▶ **Brief**
Begin at the line below that contains "Serialize everything readable". Repeat it and all remaining lines of the records exactly.

▶ **Raw records**
● ● ● ● ●
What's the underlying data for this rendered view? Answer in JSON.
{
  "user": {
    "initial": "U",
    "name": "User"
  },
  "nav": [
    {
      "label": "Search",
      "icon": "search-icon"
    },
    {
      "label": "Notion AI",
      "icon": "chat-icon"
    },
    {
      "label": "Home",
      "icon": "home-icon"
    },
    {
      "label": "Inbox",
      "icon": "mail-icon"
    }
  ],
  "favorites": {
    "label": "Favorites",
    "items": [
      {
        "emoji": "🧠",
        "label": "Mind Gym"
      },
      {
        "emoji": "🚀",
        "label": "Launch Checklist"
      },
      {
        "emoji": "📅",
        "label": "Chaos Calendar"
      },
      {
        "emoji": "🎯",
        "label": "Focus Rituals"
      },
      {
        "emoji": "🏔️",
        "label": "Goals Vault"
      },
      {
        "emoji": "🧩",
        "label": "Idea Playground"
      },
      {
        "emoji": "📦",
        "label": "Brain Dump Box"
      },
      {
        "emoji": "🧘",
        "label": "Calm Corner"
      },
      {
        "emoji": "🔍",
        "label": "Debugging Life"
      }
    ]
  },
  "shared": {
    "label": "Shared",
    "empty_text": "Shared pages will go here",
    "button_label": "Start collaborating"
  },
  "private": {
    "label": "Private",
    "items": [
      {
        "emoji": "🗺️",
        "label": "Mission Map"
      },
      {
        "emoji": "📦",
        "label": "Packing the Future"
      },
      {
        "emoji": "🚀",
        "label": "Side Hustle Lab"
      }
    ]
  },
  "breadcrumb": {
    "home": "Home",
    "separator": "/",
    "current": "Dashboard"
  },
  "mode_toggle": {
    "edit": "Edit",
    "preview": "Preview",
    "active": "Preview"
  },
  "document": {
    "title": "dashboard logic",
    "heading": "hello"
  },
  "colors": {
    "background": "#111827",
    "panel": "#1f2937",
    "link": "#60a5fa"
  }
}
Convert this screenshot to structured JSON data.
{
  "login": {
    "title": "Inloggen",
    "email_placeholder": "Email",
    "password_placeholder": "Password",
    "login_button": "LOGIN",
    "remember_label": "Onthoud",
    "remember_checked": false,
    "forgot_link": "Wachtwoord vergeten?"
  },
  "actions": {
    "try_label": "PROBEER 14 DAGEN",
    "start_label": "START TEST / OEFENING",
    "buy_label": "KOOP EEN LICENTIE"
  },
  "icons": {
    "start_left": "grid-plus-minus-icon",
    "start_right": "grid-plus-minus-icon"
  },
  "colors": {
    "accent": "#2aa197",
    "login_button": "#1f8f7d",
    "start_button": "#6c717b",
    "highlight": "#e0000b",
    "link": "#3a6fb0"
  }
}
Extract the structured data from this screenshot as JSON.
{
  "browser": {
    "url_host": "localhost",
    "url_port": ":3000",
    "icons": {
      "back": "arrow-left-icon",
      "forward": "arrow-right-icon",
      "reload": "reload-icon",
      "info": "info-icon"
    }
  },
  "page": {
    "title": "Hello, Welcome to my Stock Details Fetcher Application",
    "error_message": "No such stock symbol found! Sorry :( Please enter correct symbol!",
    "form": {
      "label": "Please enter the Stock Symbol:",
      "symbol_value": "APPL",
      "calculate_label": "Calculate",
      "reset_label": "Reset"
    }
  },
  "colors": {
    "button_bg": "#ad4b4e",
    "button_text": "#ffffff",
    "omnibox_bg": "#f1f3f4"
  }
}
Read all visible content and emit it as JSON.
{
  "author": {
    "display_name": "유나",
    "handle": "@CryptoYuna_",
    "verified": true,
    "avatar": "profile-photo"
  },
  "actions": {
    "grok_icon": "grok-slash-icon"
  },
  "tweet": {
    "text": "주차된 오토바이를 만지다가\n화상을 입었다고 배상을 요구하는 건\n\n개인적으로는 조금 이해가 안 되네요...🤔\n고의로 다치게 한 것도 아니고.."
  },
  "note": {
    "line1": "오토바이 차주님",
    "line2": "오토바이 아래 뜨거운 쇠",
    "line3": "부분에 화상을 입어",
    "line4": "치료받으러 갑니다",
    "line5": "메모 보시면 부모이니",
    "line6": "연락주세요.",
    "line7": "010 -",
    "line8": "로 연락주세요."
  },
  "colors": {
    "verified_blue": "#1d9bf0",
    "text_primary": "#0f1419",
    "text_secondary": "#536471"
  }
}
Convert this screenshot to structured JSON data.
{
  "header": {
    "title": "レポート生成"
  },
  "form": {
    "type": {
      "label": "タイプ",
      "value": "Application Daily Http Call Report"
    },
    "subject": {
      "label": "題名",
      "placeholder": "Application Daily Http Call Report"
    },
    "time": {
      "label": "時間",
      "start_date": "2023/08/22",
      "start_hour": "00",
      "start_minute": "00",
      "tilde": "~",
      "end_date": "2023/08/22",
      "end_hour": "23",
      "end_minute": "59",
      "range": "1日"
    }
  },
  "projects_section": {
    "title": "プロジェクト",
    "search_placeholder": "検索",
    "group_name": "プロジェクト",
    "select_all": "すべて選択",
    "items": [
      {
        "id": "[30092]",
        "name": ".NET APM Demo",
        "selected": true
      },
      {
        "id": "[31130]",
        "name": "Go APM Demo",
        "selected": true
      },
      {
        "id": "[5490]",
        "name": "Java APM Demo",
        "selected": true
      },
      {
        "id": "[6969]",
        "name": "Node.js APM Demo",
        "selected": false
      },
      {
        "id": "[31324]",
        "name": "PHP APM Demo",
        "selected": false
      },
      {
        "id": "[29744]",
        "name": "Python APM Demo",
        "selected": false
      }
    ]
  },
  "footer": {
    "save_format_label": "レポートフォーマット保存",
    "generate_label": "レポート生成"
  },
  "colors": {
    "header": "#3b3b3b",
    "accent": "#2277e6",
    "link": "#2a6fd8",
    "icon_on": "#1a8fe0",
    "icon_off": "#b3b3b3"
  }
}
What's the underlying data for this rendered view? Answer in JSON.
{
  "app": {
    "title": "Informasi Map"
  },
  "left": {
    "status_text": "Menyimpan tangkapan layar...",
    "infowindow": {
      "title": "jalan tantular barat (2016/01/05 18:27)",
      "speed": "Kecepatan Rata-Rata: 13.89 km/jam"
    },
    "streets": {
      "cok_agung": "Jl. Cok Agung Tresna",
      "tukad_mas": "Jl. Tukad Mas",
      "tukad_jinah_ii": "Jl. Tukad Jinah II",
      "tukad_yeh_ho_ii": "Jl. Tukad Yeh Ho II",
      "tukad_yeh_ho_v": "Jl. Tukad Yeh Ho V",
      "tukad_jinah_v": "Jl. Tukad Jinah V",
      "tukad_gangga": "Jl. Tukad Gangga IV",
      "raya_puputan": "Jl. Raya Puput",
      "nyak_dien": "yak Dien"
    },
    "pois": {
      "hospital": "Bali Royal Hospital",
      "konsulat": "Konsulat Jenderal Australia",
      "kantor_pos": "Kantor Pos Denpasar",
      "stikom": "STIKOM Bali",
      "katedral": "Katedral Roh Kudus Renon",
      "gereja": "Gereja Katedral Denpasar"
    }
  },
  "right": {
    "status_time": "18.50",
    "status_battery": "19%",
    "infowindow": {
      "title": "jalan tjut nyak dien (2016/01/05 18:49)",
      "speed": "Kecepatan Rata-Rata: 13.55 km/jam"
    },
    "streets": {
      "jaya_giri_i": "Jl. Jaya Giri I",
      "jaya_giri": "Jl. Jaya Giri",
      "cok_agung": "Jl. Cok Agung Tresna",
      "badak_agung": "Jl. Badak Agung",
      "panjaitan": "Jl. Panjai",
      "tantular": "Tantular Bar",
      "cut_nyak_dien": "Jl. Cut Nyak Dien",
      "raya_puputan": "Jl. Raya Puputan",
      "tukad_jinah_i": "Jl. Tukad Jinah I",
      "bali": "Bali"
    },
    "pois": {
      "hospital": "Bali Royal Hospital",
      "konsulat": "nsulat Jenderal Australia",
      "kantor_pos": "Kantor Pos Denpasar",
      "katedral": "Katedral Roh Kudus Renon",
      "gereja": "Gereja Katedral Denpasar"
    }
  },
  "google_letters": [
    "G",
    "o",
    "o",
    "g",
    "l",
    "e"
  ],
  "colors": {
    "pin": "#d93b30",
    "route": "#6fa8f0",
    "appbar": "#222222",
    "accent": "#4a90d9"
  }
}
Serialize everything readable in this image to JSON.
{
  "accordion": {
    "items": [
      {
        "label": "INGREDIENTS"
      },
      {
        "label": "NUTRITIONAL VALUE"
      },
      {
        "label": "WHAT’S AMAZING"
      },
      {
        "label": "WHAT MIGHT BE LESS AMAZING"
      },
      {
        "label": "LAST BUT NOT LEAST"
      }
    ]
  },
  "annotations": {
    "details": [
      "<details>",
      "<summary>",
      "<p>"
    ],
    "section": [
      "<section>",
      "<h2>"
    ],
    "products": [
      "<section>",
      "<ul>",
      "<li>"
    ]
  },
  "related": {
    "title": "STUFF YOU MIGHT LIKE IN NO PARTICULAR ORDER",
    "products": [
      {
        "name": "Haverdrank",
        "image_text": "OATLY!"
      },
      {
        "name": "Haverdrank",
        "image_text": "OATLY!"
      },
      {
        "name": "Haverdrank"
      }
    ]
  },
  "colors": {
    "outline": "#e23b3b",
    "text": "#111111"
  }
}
● ● ● ● ●
▶ **Exercise result**
Serialize everything readable in this image to JSON.
{
  "accordion": {
    "items": [
      {
        "label": "INGREDIENTS"
      },
      {
        "label": "NUTRITIONAL VALUE"
      },
      {
        "label": "WHAT’S AMAZING"
      },
      {
        "label": "WHAT MIGHT BE LESS AMAZING"
      },
      {
        "label": "LAST BUT NOT LEAST"
      }
    ]
  },
  "annotations": {
    "details": [
      "<details>",
      "<summary>",
      "<p>"
    ],
    "section": [
      "<section>",
      "<h2>"
    ],
    "products": [
      "<section>",
      "<ul>",
      "<li>"
    ]
  },
  "related": {
    "title": "STUFF YOU MIGHT LIKE IN NO PARTICULAR ORDER",
    "products": [
      {
        "name": "Haverdrank",
        "image_text": "OATLY!"
      },
      {
        "name": "Haverdrank",
        "image_text": "OATLY!"
      },
      {
        "name": "Haverdrank"
      }
    ]
  },
  "colors": {
    "outline": "#e23b3b",
    "text": "#111111"
  }
}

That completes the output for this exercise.